§ Written problem: Images embedded in the records are excluded; print everything else exactly as given.
=======
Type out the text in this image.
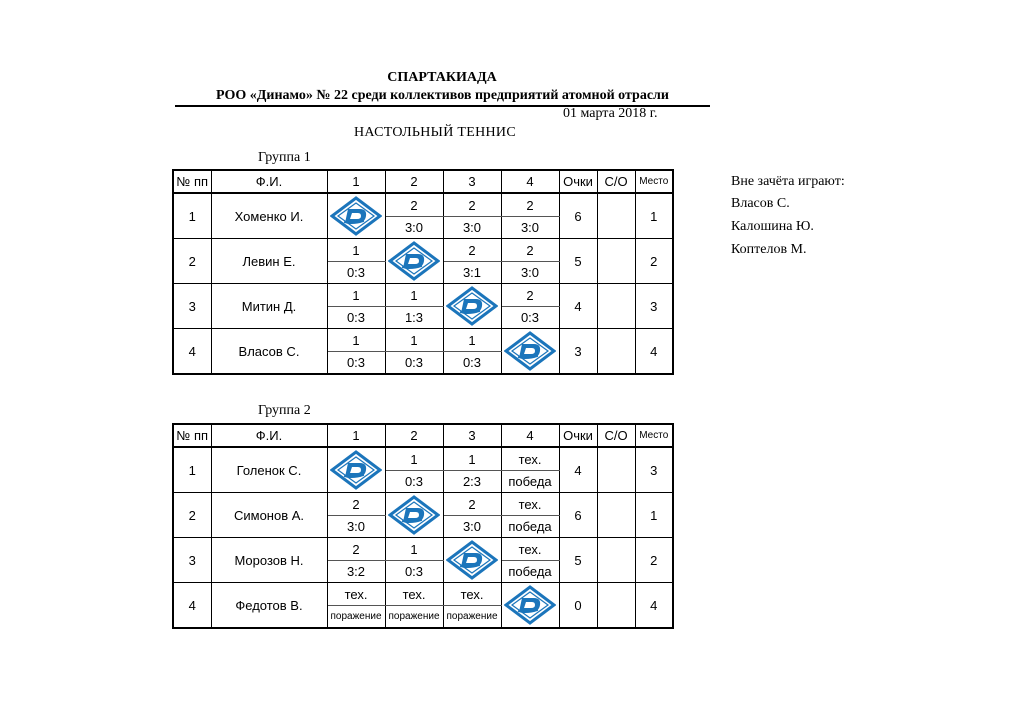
СПАРТАКИАДА
РОО «Динамо» № 22 среди коллективов предприятий атомной отрасли
01 марта 2018 г.
НАСТОЛЬНЫЙ ТЕННИС
Группа 1
Группа 2
Вне зачёта играют:
Власов С.
Калошина Ю.
Коптелов М.
№ пп	Ф.И.	1	2	3	4	Очки	С/О	Место
1	Хоменко И.		2	2	2	6		1
			3:0	3:0	3:0			
2	Левин Е.	1		2	2	5		2
		0:3		3:1	3:0			
3	Митин Д.	1	1		2	4		3
		0:3	1:3		0:3			
4	Власов С.	1	1	1		3		4
		0:3	0:3	0:3				
№ пп	Ф.И.	1	2	3	4	Очки	С/О	Место
1	Голенок С.		1	1	тех.	4		3
			0:3	2:3	победа			
2	Симонов А.	2		2	тех.	6		1
		3:0		3:0	победа			
3	Морозов Н.	2	1		тех.	5		2
		3:2	0:3		победа			
4	Федотов В.	тех.	тех.	тех.		0		4
		поражение	поражение	поражение				
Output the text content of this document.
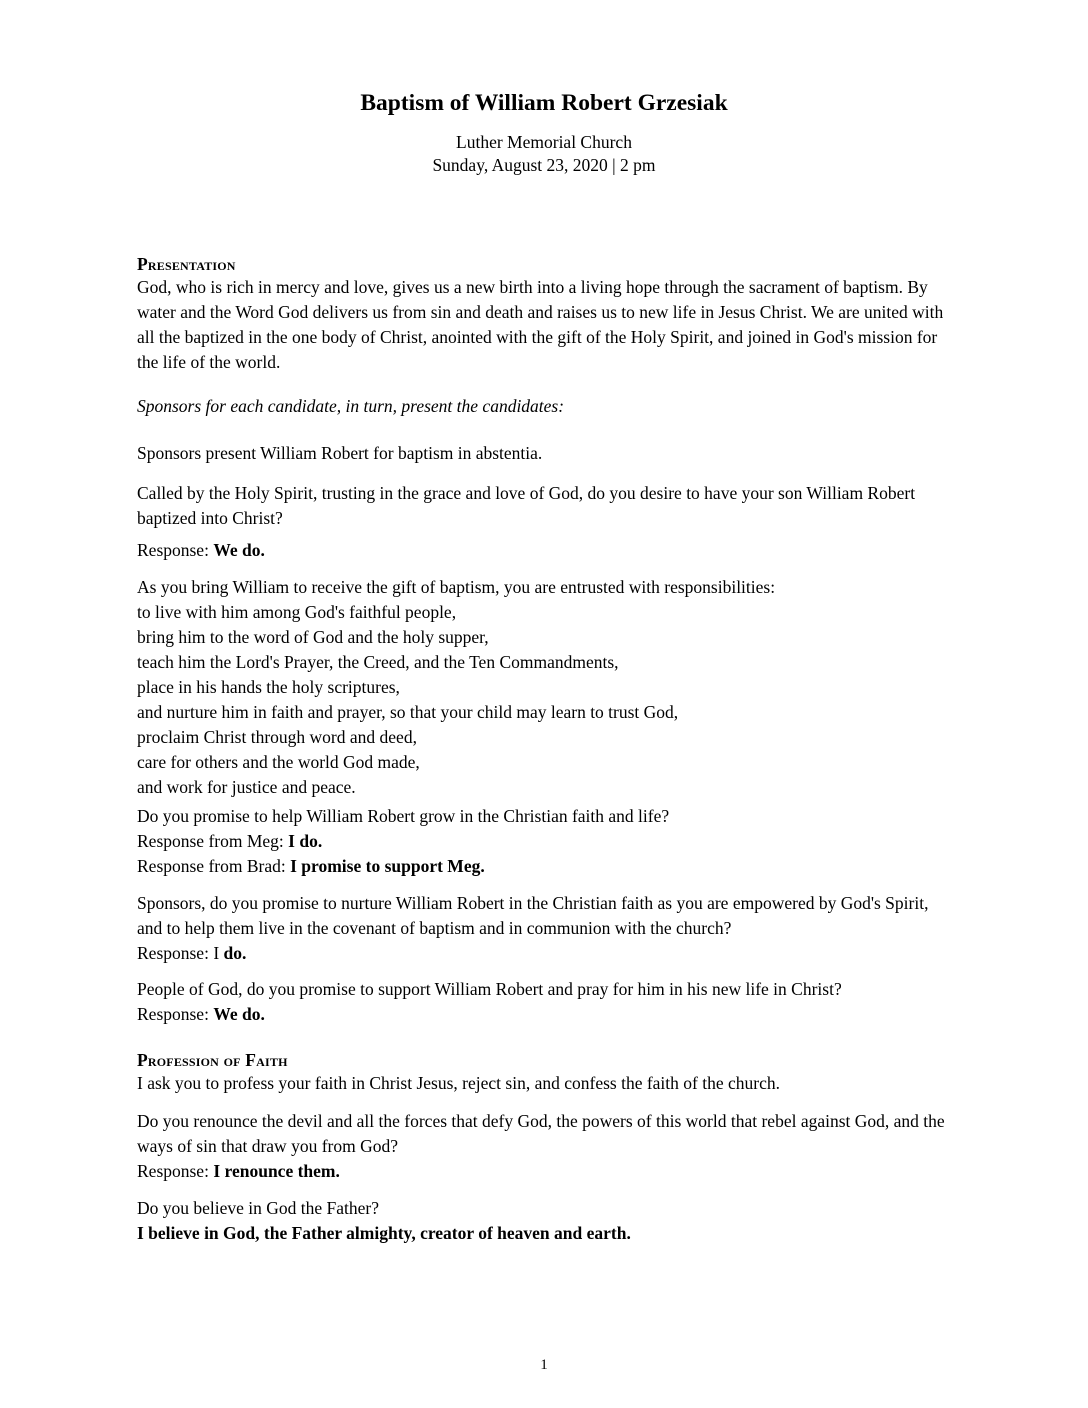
Baptism of William Robert Grzesiak
Luther Memorial Church
Sunday, August 23, 2020 | 2 pm
Presentation

God, who is rich in mercy and love, gives us a new birth into a living hope through the sacrament of baptism. By water and the Word God delivers us from sin and death and raises us to new life in Jesus Christ. We are united with all the baptized in the one body of Christ, anointed with the gift of the Holy Spirit, and joined in God's mission for the life of the world.

Sponsors for each candidate, in turn, present the candidates:

Sponsors present William Robert for baptism in abstentia.

Called by the Holy Spirit, trusting in the grace and love of God, do you desire to have your son William Robert baptized into Christ?

Response: We do.

As you bring William to receive the gift of baptism, you are entrusted with responsibilities:
to live with him among God's faithful people,
bring him to the word of God and the holy supper,
teach him the Lord's Prayer, the Creed, and the Ten Commandments,
place in his hands the holy scriptures,
and nurture him in faith and prayer, so that your child may learn to trust God,
proclaim Christ through word and deed,
care for others and the world God made,
and work for justice and peace.
Do you promise to help William Robert grow in the Christian faith and life?
Response from Meg: I do.
Response from Brad: I promise to support Meg.
Sponsors, do you promise to nurture William Robert in the Christian faith as you are empowered by God's Spirit, and to help them live in the covenant of baptism and in communion with the church?
Response: I do.
People of God, do you promise to support William Robert and pray for him in his new life in Christ?
Response: We do.
Profession of Faith

I ask you to profess your faith in Christ Jesus, reject sin, and confess the faith of the church.

Do you renounce the devil and all the forces that defy God, the powers of this world that rebel against God, and the ways of sin that draw you from God?
Response: I renounce them.
Do you believe in God the Father?
I believe in God, the Father almighty, creator of heaven and earth.
1
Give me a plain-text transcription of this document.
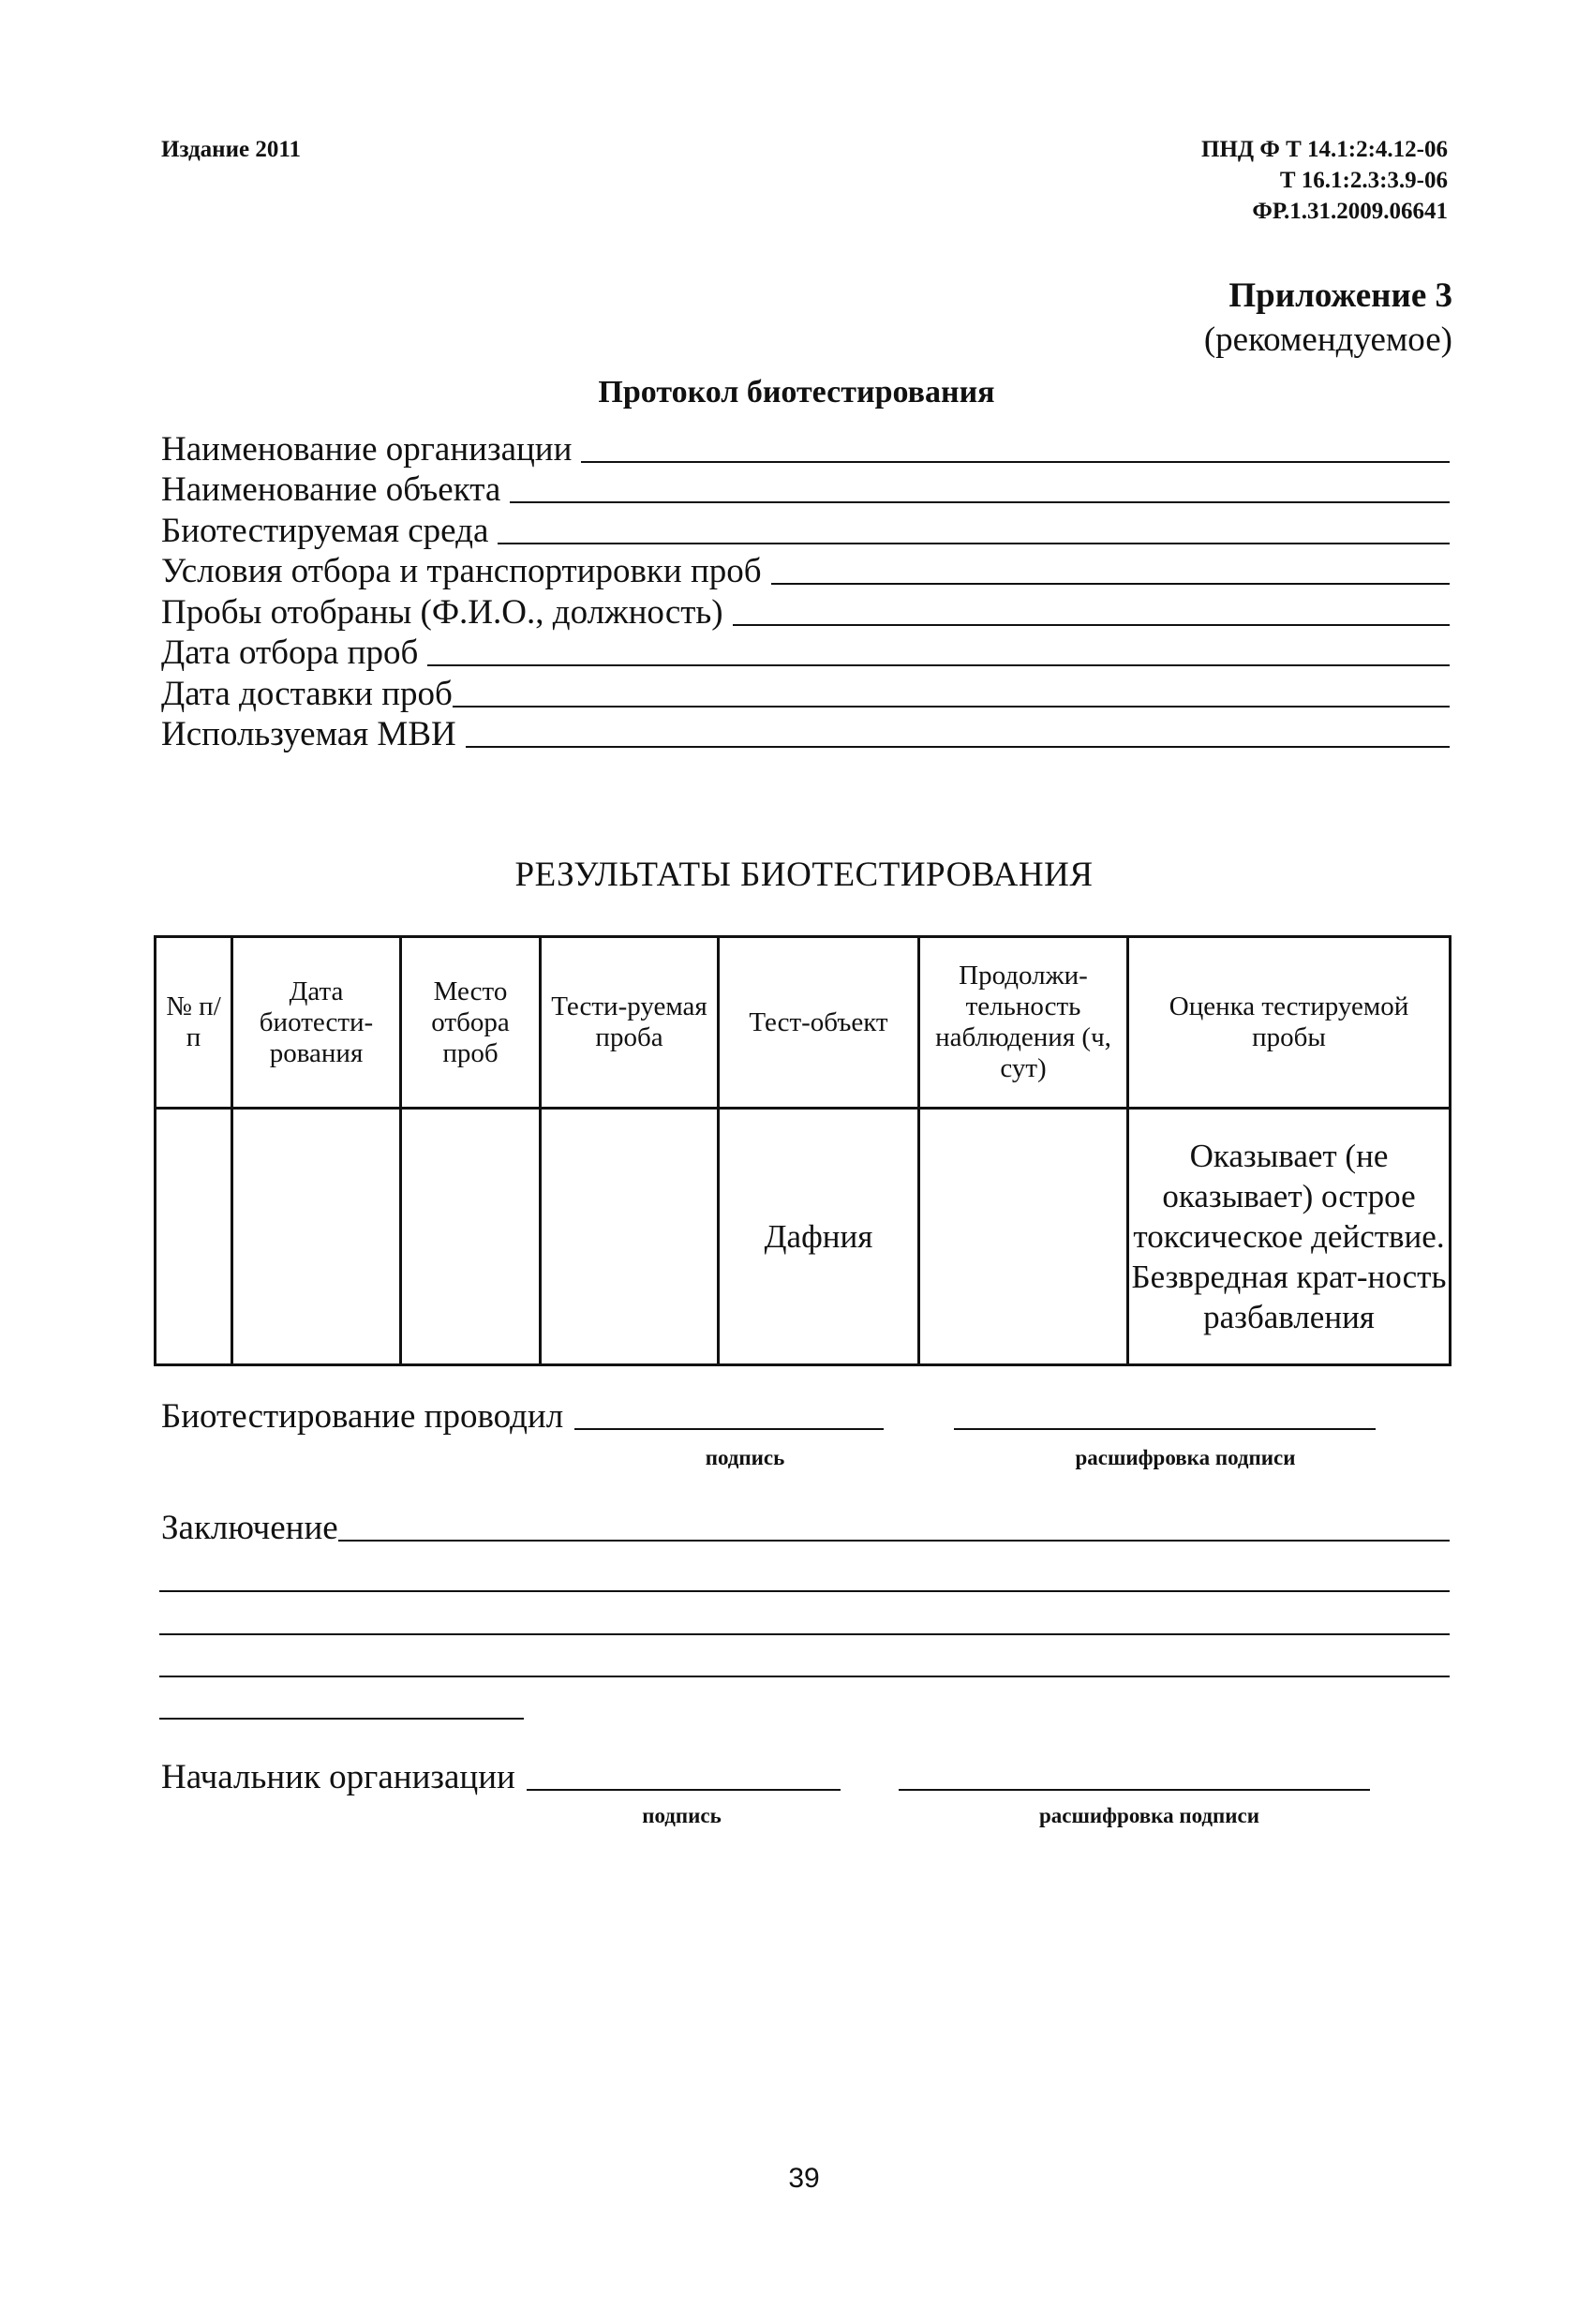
Издание 2011	ПНД Ф Т 14.1:2:4.12-06
Т 16.1:2.3:3.9-06
ФР.1.31.2009.06641
Приложение 3
(рекомендуемое)
Протокол биотестирования
Наименование организации
Наименование объекта
Биотестируемая среда
Условия отбора и транспортировки проб
Пробы отобраны (Ф.И.О., должность)
Дата отбора проб
Дата доставки проб
Используемая МВИ
РЕЗУЛЬТАТЫ БИОТЕСТИРОВАНИЯ
№ п/п	Дата биотести-рования	Место отбора проб	Тести-руемая проба	Тест-объект	Продолжи-тельность наблюдения (ч, сут)	Оценка тестируемой пробы
				Дафния		Оказывает (не оказывает) острое токсическое действие. Безвредная крат-ность разбавления
Биотестирование проводил
подпись	расшифровка подписи
Заключение
Начальник организации
подпись	расшифровка подписи
39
=======
§ Written solution:
Type out the text in this image.
СПАРТАКИАДА
РОО «Динамо» № 22 среди коллективов предприятий атомной отрасли
01 марта 2018 г.
НАСТОЛЬНЫЙ ТЕННИС
Группа 1
Группа 2
Вне зачёта играют:
Власов С.
Калошина Ю.
Коптелов М.
№ пп	Ф.И.	1	2	3	4	Очки	С/О	Место
1	Хоменко И.		2	2	2	6		1
			3:0	3:0	3:0			
2	Левин Е.	1		2	2	5		2
		0:3		3:1	3:0			
3	Митин Д.	1	1		2	4		3
		0:3	1:3		0:3			
4	Власов С.	1	1	1		3		4
		0:3	0:3	0:3				
№ пп	Ф.И.	1	2	3	4	Очки	С/О	Место
1	Голенок С.		1	1	тех.	4		3
			0:3	2:3	победа			
2	Симонов А.	2		2	тех.	6		1
		3:0		3:0	победа			
3	Морозов Н.	2	1		тех.	5		2
		3:2	0:3		победа			
4	Федотов В.	тех.	тех.	тех.		0		4
		поражение	поражение	поражение				
Output the text content of this document.
Baptism of William Robert Grzesiak
Luther Memorial Church
Sunday, August 23, 2020 | 2 pm
Presentation

God, who is rich in mercy and love, gives us a new birth into a living hope through the sacrament of baptism. By water and the Word God delivers us from sin and death and raises us to new life in Jesus Christ. We are united with all the baptized in the one body of Christ, anointed with the gift of the Holy Spirit, and joined in God's mission for the life of the world.

Sponsors for each candidate, in turn, present the candidates:

Sponsors present William Robert for baptism in abstentia.

Called by the Holy Spirit, trusting in the grace and love of God, do you desire to have your son William Robert baptized into Christ?

Response: We do.

As you bring William to receive the gift of baptism, you are entrusted with responsibilities:
to live with him among God's faithful people,
bring him to the word of God and the holy supper,
teach him the Lord's Prayer, the Creed, and the Ten Commandments,
place in his hands the holy scriptures,
and nurture him in faith and prayer, so that your child may learn to trust God,
proclaim Christ through word and deed,
care for others and the world God made,
and work for justice and peace.
Do you promise to help William Robert grow in the Christian faith and life?
Response from Meg: I do.
Response from Brad: I promise to support Meg.
Sponsors, do you promise to nurture William Robert in the Christian faith as you are empowered by God's Spirit, and to help them live in the covenant of baptism and in communion with the church?
Response: I do.
People of God, do you promise to support William Robert and pray for him in his new life in Christ?
Response: We do.
Profession of Faith

I ask you to profess your faith in Christ Jesus, reject sin, and confess the faith of the church.

Do you renounce the devil and all the forces that defy God, the powers of this world that rebel against God, and the ways of sin that draw you from God?
Response: I renounce them.
Do you believe in God the Father?
I believe in God, the Father almighty, creator of heaven and earth.
1
Give me a plain-text transcription of this document.
Издание 2011	ПНД Ф Т 14.1:2:4.12-06
Т 16.1:2.3:3.9-06
ФР.1.31.2009.06641
Приложение 3
(рекомендуемое)
Протокол биотестирования
Наименование организации
Наименование объекта
Биотестируемая среда
Условия отбора и транспортировки проб
Пробы отобраны (Ф.И.О., должность)
Дата отбора проб
Дата доставки проб
Используемая МВИ
РЕЗУЛЬТАТЫ БИОТЕСТИРОВАНИЯ
№ п/п	Дата биотести-рования	Место отбора проб	Тести-руемая проба	Тест-объект	Продолжи-тельность наблюдения (ч, сут)	Оценка тестируемой пробы
				Дафния		Оказывает (не оказывает) острое токсическое действие. Безвредная крат-ность разбавления
Биотестирование проводил
подпись	расшифровка подписи
Заключение
Начальник организации
подпись	расшифровка подписи
39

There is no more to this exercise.